(Data records)
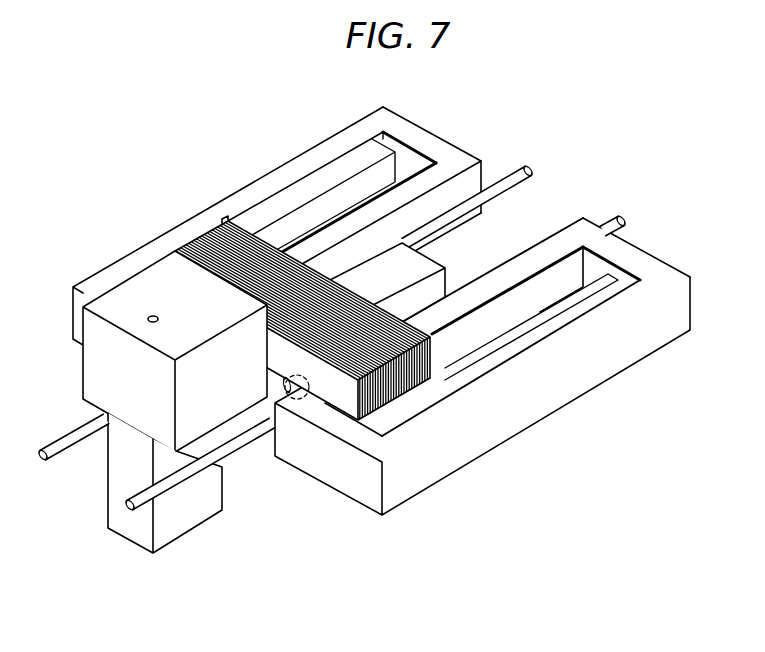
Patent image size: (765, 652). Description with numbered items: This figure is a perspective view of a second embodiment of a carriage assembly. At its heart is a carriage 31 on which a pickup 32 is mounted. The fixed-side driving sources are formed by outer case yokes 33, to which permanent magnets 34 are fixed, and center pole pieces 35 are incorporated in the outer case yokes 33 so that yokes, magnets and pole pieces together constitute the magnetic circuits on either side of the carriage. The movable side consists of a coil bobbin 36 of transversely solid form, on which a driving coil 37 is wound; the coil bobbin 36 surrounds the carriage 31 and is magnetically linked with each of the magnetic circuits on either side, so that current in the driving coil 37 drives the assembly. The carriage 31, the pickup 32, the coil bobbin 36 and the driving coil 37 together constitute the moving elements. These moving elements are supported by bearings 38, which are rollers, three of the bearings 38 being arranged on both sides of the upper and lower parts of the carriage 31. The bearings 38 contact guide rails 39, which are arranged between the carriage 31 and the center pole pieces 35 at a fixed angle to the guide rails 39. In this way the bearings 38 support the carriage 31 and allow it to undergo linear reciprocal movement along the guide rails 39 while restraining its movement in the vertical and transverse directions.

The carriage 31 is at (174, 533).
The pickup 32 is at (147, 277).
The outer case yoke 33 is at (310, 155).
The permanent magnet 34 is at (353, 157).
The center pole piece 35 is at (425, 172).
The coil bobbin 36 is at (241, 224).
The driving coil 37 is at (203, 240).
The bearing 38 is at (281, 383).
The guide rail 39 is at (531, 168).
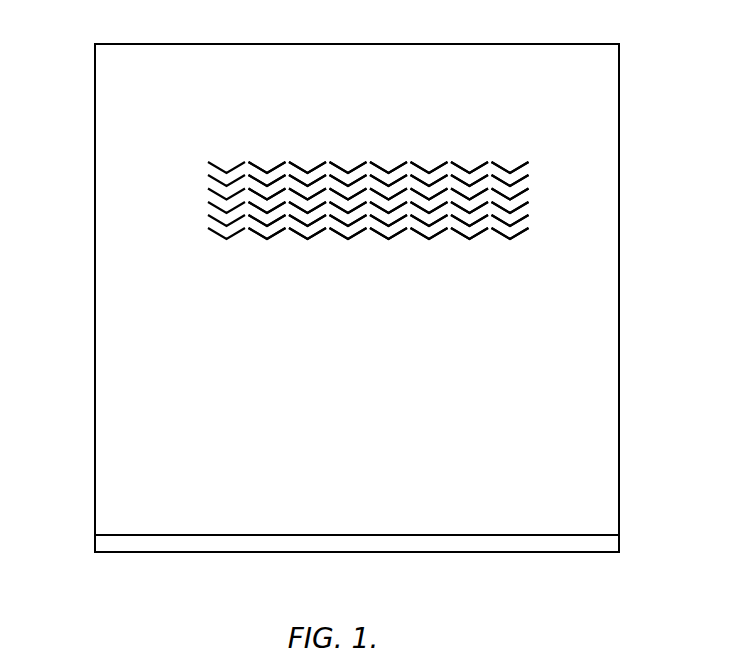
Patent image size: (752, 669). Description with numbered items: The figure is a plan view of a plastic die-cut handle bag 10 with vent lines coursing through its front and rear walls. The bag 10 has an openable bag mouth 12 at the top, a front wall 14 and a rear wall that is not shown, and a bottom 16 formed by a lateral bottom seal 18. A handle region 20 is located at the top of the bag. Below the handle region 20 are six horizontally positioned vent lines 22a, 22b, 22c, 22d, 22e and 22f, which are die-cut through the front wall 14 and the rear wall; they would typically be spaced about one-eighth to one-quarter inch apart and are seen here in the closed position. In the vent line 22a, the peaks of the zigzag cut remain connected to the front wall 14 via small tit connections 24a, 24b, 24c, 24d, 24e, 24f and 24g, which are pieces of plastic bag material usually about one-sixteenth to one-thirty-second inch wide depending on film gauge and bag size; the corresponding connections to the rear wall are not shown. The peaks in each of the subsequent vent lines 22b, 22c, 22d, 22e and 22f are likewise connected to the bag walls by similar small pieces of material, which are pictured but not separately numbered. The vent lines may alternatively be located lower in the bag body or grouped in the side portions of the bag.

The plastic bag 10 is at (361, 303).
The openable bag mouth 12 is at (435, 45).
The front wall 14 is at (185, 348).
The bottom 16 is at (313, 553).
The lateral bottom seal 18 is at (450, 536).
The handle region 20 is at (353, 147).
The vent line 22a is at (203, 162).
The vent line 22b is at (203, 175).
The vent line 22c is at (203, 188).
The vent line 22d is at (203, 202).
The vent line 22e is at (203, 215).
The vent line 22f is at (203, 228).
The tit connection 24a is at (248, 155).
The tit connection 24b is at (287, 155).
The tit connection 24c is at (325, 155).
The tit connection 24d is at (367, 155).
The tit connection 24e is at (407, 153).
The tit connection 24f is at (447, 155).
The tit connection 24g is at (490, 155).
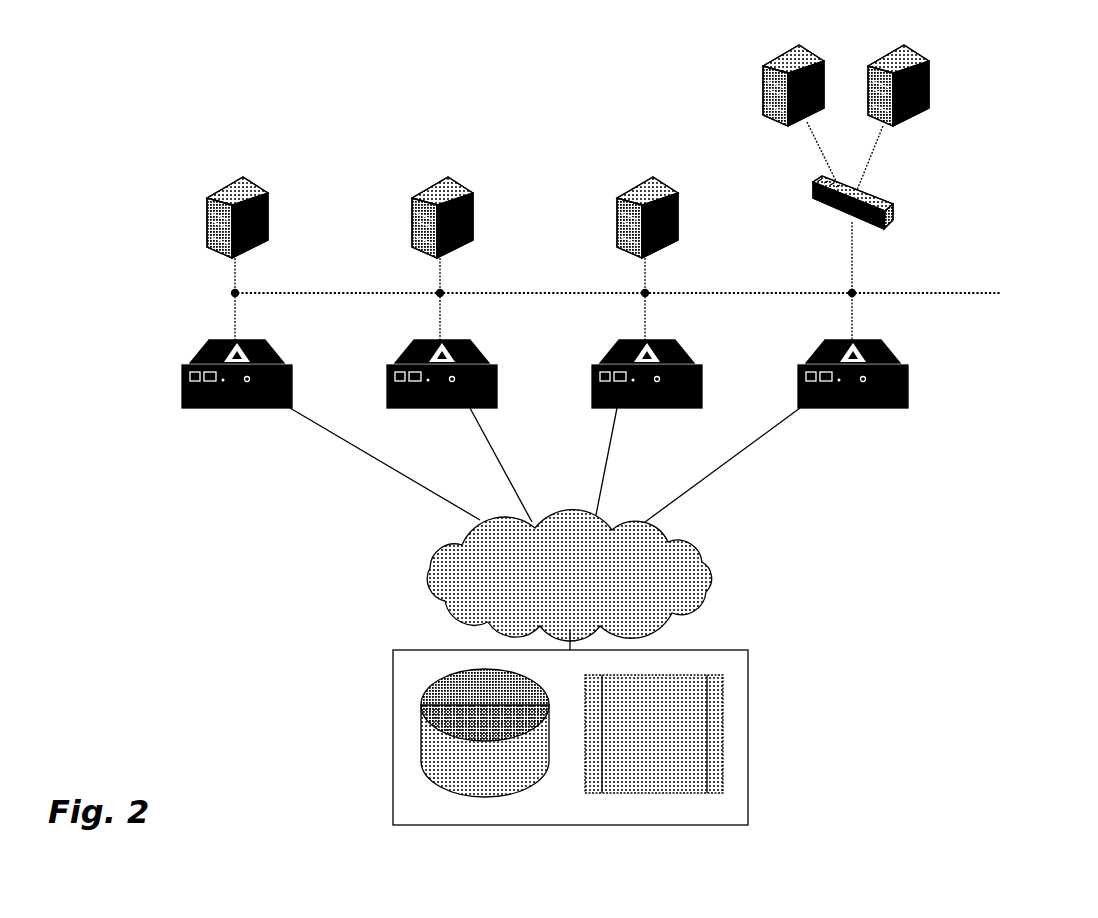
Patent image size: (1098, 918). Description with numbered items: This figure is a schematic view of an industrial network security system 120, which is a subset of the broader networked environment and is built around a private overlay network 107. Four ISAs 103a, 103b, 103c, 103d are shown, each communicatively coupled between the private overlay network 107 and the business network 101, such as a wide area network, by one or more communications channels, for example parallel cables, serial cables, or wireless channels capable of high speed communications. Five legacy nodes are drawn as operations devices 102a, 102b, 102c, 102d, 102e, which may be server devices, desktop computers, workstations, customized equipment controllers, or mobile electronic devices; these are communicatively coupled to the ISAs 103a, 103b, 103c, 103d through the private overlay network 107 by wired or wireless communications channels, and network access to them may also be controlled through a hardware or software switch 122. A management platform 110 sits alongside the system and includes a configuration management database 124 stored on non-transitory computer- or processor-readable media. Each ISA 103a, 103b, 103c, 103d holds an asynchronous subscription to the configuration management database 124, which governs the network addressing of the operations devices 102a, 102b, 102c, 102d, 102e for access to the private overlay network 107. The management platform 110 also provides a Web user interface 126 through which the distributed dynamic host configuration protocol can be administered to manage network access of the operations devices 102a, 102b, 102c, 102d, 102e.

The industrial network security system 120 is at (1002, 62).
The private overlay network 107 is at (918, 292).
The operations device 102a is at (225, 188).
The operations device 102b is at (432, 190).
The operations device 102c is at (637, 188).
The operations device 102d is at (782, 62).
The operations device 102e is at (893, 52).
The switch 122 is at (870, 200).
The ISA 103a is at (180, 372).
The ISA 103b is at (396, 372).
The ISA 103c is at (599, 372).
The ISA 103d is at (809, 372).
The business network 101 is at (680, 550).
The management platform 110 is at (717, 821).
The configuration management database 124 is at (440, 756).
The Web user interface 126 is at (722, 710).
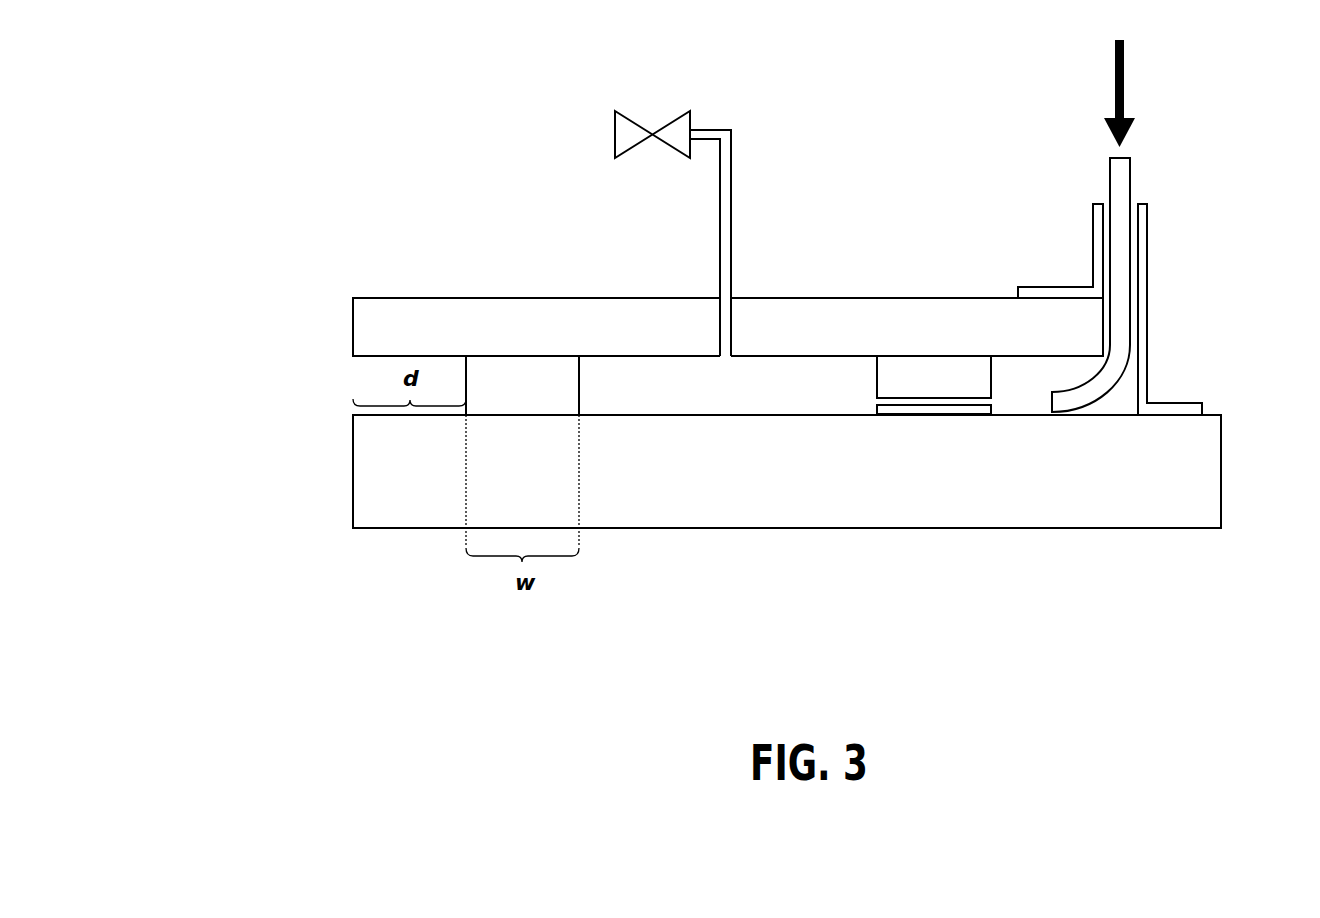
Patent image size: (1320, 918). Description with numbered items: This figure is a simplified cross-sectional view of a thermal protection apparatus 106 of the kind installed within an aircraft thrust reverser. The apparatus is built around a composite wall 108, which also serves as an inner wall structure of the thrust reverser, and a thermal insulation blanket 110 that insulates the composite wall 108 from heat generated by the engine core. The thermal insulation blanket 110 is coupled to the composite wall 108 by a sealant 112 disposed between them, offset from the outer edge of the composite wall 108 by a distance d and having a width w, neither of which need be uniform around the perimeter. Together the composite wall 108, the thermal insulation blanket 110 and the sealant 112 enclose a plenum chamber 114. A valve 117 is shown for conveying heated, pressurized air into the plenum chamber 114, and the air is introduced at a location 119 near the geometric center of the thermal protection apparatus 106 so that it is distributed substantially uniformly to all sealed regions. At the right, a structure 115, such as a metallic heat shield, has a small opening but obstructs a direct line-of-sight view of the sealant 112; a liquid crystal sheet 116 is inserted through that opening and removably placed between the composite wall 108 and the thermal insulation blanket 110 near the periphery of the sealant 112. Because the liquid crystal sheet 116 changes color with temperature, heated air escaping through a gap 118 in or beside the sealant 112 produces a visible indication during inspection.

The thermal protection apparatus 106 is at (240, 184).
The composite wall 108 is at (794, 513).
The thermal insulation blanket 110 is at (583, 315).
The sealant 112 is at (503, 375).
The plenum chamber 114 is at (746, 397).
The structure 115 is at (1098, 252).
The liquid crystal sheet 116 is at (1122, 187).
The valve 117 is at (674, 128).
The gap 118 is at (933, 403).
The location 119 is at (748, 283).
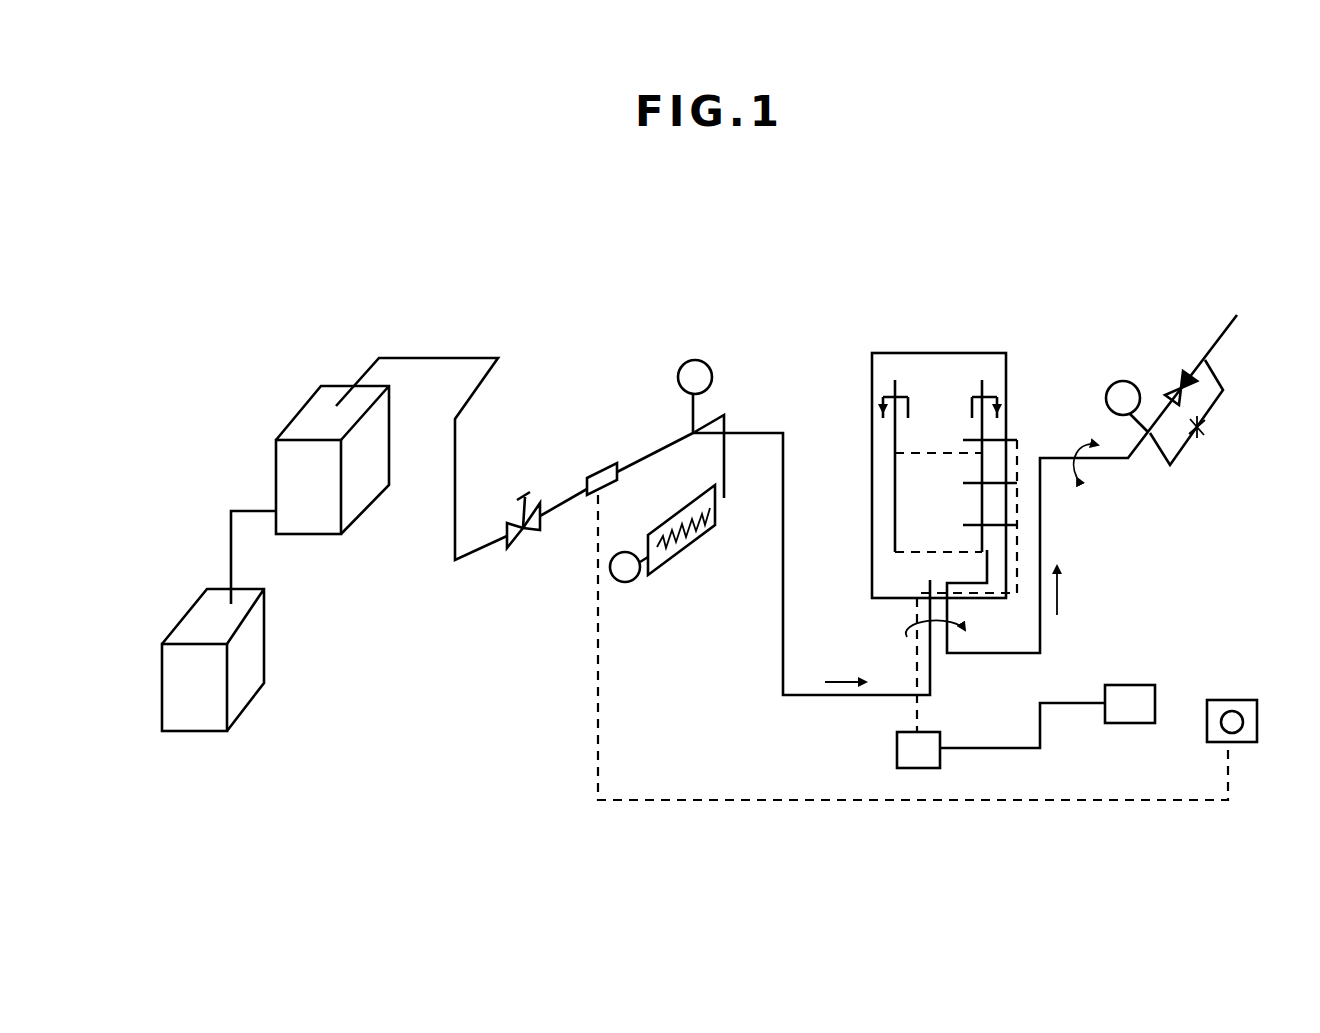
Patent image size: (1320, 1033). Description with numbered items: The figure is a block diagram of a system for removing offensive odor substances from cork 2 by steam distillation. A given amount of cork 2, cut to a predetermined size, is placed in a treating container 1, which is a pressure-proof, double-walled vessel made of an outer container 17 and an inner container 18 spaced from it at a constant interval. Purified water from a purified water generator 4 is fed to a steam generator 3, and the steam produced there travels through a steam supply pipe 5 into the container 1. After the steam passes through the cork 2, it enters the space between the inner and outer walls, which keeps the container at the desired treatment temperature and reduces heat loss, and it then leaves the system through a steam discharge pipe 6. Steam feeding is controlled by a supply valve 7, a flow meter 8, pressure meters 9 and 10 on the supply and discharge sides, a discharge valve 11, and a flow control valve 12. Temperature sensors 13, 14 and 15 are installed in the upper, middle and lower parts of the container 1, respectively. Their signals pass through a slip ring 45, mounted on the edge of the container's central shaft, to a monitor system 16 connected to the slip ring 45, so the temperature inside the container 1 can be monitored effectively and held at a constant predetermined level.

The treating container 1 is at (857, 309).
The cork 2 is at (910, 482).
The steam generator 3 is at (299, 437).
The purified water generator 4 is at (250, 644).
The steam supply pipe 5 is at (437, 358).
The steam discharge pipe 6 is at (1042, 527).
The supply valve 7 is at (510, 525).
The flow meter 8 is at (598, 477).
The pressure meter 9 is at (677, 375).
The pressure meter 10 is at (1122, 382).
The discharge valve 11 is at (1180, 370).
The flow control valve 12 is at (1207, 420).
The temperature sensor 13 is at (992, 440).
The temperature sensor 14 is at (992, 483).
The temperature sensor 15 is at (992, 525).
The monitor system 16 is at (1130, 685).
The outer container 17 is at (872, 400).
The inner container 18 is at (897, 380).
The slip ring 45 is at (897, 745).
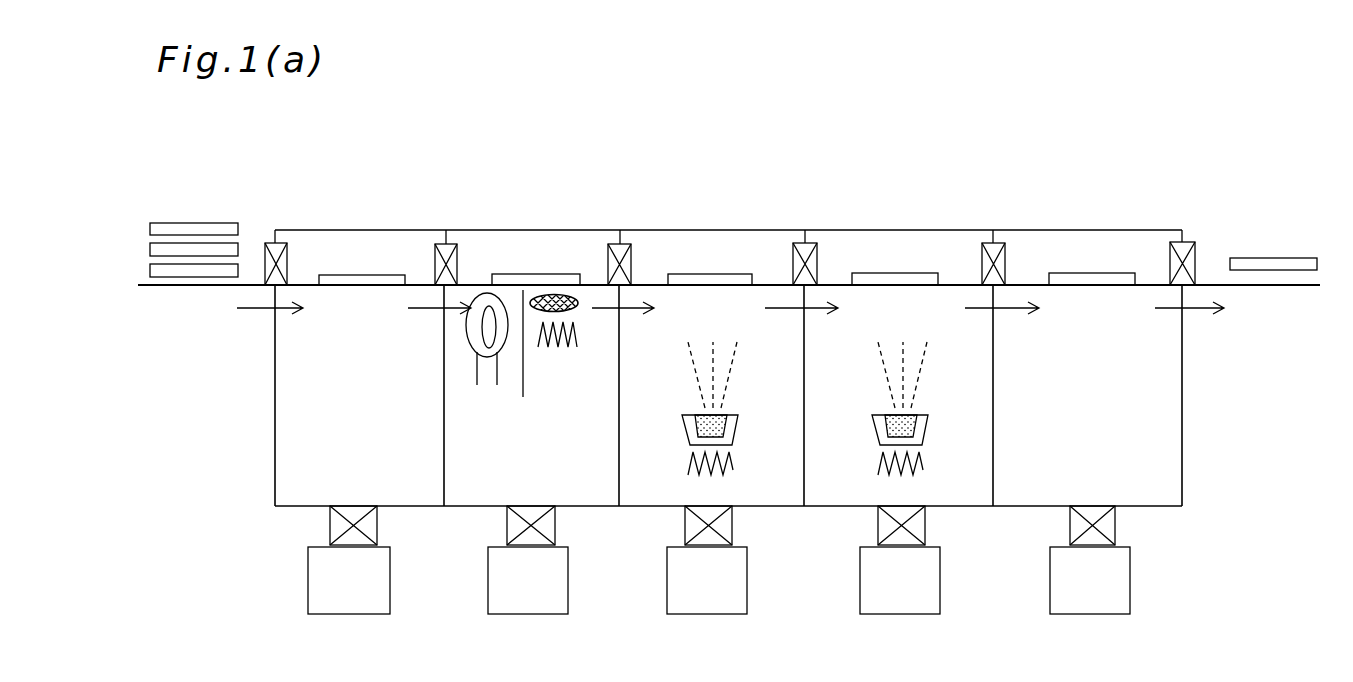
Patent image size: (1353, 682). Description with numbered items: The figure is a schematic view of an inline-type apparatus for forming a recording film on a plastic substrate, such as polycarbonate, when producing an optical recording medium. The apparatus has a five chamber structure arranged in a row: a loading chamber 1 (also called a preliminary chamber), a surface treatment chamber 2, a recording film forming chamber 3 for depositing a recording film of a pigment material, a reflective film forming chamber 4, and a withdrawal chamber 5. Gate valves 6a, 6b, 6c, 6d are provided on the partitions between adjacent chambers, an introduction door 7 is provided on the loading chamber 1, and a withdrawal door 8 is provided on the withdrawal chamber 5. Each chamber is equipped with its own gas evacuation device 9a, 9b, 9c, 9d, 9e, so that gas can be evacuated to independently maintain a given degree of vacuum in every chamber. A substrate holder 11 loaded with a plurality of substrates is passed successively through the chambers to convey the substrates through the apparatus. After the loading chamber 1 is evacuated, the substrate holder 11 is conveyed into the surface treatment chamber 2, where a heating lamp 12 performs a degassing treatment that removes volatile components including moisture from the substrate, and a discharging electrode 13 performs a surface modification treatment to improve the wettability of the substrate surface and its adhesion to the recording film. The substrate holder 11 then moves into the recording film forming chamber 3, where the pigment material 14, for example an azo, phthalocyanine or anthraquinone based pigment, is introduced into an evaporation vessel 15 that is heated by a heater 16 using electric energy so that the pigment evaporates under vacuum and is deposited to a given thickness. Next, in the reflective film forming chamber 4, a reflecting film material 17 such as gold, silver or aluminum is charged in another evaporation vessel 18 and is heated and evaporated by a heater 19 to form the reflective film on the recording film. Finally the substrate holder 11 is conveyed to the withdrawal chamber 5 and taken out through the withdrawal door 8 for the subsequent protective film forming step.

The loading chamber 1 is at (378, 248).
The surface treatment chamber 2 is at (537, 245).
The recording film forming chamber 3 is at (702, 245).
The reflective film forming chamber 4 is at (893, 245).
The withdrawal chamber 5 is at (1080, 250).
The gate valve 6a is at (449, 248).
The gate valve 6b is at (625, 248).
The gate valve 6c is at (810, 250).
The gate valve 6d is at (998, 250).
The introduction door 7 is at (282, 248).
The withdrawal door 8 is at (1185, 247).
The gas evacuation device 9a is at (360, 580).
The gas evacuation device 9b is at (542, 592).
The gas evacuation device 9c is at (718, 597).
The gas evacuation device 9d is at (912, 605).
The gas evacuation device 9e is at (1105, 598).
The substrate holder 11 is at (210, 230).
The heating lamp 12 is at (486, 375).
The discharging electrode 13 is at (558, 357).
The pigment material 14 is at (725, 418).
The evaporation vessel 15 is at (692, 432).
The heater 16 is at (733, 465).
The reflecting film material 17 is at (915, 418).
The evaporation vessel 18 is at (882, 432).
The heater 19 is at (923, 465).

*PROBLEM STATEMENT*.
Retype the lines exactly, beginning at the line that contains "Patent image size: (752, 669)." and stopping after the line that contains "The openable bag mouth 12 is at (435, 45).".

*REPLY*.
Patent image size: (752, 669). Description with numbered items: The figure is a plan view of a plastic die-cut handle bag 10 with vent lines coursing through its front and rear walls. The bag 10 has an openable bag mouth 12 at the top, a front wall 14 and a rear wall that is not shown, and a bottom 16 formed by a lateral bottom seal 18. A handle region 20 is located at the top of the bag. Below the handle region 20 are six horizontally positioned vent lines 22a, 22b, 22c, 22d, 22e and 22f, which are die-cut through the front wall 14 and the rear wall; they would typically be spaced about one-eighth to one-quarter inch apart and are seen here in the closed position. In the vent line 22a, the peaks of the zigzag cut remain connected to the front wall 14 via small tit connections 24a, 24b, 24c, 24d, 24e, 24f and 24g, which are pieces of plastic bag material usually about one-sixteenth to one-thirty-second inch wide depending on film gauge and bag size; the corresponding connections to the rear wall are not shown. The peaks in each of the subsequent vent lines 22b, 22c, 22d, 22e and 22f are likewise connected to the bag walls by similar small pieces of material, which are pictured but not separately numbered. The vent lines may alternatively be located lower in the bag body or grouped in the side portions of the bag.

The plastic bag 10 is at (361, 303).
The openable bag mouth 12 is at (435, 45).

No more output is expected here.